• **To do**: Reproduce each record exactly.

• **Data shown**:
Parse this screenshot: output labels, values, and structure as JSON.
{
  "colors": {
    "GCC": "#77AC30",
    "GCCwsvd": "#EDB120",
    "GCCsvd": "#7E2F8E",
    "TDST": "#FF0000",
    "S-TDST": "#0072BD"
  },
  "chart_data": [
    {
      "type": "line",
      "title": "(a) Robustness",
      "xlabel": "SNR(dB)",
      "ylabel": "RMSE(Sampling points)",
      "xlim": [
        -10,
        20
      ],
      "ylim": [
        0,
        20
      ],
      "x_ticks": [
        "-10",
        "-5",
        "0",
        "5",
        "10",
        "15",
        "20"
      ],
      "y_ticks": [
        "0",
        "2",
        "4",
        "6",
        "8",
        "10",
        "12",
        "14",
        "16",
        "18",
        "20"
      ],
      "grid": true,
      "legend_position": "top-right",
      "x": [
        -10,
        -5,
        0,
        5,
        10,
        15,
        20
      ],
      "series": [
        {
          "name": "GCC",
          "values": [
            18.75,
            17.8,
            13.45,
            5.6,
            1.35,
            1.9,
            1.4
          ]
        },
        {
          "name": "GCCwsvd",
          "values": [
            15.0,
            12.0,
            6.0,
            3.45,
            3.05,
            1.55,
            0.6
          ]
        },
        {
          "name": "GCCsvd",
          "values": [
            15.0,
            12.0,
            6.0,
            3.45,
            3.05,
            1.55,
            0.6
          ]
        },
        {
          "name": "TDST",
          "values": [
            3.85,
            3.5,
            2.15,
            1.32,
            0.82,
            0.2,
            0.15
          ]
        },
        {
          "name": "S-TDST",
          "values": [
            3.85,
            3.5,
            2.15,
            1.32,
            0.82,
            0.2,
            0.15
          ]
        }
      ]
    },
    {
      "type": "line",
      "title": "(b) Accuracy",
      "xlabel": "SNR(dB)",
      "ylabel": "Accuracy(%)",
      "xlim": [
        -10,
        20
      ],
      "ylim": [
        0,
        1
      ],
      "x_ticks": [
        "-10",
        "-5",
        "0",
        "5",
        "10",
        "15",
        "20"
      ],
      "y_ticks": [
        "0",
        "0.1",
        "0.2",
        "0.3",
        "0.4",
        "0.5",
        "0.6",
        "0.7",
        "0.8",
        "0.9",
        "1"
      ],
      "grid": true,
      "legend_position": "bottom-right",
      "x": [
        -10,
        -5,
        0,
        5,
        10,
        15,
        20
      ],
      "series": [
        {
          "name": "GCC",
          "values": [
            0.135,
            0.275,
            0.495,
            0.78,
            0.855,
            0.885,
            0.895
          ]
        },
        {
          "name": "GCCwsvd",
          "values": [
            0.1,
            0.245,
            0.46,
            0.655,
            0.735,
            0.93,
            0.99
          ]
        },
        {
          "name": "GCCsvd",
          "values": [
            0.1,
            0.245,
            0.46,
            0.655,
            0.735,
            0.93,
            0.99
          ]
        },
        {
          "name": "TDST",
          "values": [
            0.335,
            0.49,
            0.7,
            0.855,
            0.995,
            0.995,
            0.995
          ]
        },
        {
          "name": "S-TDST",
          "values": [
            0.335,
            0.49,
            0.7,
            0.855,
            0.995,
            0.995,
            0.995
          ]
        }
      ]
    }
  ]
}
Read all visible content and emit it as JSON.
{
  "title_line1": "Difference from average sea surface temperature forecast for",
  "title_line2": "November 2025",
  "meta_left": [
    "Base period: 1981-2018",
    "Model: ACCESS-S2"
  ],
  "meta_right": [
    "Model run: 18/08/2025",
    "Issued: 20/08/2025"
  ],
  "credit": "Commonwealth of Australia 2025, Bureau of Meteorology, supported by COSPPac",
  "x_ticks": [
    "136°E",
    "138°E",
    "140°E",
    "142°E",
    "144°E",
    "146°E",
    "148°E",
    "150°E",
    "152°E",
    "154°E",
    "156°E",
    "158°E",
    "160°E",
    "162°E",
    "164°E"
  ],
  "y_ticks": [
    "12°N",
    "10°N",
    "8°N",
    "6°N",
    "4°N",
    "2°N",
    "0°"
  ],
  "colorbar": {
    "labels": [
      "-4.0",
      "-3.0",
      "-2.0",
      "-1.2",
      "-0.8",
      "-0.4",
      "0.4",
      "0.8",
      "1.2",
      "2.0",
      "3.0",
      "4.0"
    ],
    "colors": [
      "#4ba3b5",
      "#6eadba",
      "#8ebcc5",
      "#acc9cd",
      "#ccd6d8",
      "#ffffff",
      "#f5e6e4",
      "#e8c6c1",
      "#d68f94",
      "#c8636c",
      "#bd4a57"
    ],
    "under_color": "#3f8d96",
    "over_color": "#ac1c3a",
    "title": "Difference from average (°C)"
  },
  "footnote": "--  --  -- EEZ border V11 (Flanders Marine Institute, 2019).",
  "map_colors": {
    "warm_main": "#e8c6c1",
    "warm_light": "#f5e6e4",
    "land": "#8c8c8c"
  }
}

• **Full answer**:
Parse this screenshot: output labels, values, and structure as JSON.
{
  "colors": {
    "GCC": "#77AC30",
    "GCCwsvd": "#EDB120",
    "GCCsvd": "#7E2F8E",
    "TDST": "#FF0000",
    "S-TDST": "#0072BD"
  },
  "chart_data": [
    {
      "type": "line",
      "title": "(a) Robustness",
      "xlabel": "SNR(dB)",
      "ylabel": "RMSE(Sampling points)",
      "xlim": [
        -10,
        20
      ],
      "ylim": [
        0,
        20
      ],
      "x_ticks": [
        "-10",
        "-5",
        "0",
        "5",
        "10",
        "15",
        "20"
      ],
      "y_ticks": [
        "0",
        "2",
        "4",
        "6",
        "8",
        "10",
        "12",
        "14",
        "16",
        "18",
        "20"
      ],
      "grid": true,
      "legend_position": "top-right",
      "x": [
        -10,
        -5,
        0,
        5,
        10,
        15,
        20
      ],
      "series": [
        {
          "name": "GCC",
          "values": [
            18.75,
            17.8,
            13.45,
            5.6,
            1.35,
            1.9,
            1.4
          ]
        },
        {
          "name": "GCCwsvd",
          "values": [
            15.0,
            12.0,
            6.0,
            3.45,
            3.05,
            1.55,
            0.6
          ]
        },
        {
          "name": "GCCsvd",
          "values": [
            15.0,
            12.0,
            6.0,
            3.45,
            3.05,
            1.55,
            0.6
          ]
        },
        {
          "name": "TDST",
          "values": [
            3.85,
            3.5,
            2.15,
            1.32,
            0.82,
            0.2,
            0.15
          ]
        },
        {
          "name": "S-TDST",
          "values": [
            3.85,
            3.5,
            2.15,
            1.32,
            0.82,
            0.2,
            0.15
          ]
        }
      ]
    },
    {
      "type": "line",
      "title": "(b) Accuracy",
      "xlabel": "SNR(dB)",
      "ylabel": "Accuracy(%)",
      "xlim": [
        -10,
        20
      ],
      "ylim": [
        0,
        1
      ],
      "x_ticks": [
        "-10",
        "-5",
        "0",
        "5",
        "10",
        "15",
        "20"
      ],
      "y_ticks": [
        "0",
        "0.1",
        "0.2",
        "0.3",
        "0.4",
        "0.5",
        "0.6",
        "0.7",
        "0.8",
        "0.9",
        "1"
      ],
      "grid": true,
      "legend_position": "bottom-right",
      "x": [
        -10,
        -5,
        0,
        5,
        10,
        15,
        20
      ],
      "series": [
        {
          "name": "GCC",
          "values": [
            0.135,
            0.275,
            0.495,
            0.78,
            0.855,
            0.885,
            0.895
          ]
        },
        {
          "name": "GCCwsvd",
          "values": [
            0.1,
            0.245,
            0.46,
            0.655,
            0.735,
            0.93,
            0.99
          ]
        },
        {
          "name": "GCCsvd",
          "values": [
            0.1,
            0.245,
            0.46,
            0.655,
            0.735,
            0.93,
            0.99
          ]
        },
        {
          "name": "TDST",
          "values": [
            0.335,
            0.49,
            0.7,
            0.855,
            0.995,
            0.995,
            0.995
          ]
        },
        {
          "name": "S-TDST",
          "values": [
            0.335,
            0.49,
            0.7,
            0.855,
            0.995,
            0.995,
            0.995
          ]
        }
      ]
    }
  ]
}
Read all visible content and emit it as JSON.
{
  "title_line1": "Difference from average sea surface temperature forecast for",
  "title_line2": "November 2025",
  "meta_left": [
    "Base period: 1981-2018",
    "Model: ACCESS-S2"
  ],
  "meta_right": [
    "Model run: 18/08/2025",
    "Issued: 20/08/2025"
  ],
  "credit": "Commonwealth of Australia 2025, Bureau of Meteorology, supported by COSPPac",
  "x_ticks": [
    "136°E",
    "138°E",
    "140°E",
    "142°E",
    "144°E",
    "146°E",
    "148°E",
    "150°E",
    "152°E",
    "154°E",
    "156°E",
    "158°E",
    "160°E",
    "162°E",
    "164°E"
  ],
  "y_ticks": [
    "12°N",
    "10°N",
    "8°N",
    "6°N",
    "4°N",
    "2°N",
    "0°"
  ],
  "colorbar": {
    "labels": [
      "-4.0",
      "-3.0",
      "-2.0",
      "-1.2",
      "-0.8",
      "-0.4",
      "0.4",
      "0.8",
      "1.2",
      "2.0",
      "3.0",
      "4.0"
    ],
    "colors": [
      "#4ba3b5",
      "#6eadba",
      "#8ebcc5",
      "#acc9cd",
      "#ccd6d8",
      "#ffffff",
      "#f5e6e4",
      "#e8c6c1",
      "#d68f94",
      "#c8636c",
      "#bd4a57"
    ],
    "under_color": "#3f8d96",
    "over_color": "#ac1c3a",
    "title": "Difference from average (°C)"
  },
  "footnote": "--  --  -- EEZ border V11 (Flanders Marine Institute, 2019).",
  "map_colors": {
    "warm_main": "#e8c6c1",
    "warm_light": "#f5e6e4",
    "land": "#8c8c8c"
  }
}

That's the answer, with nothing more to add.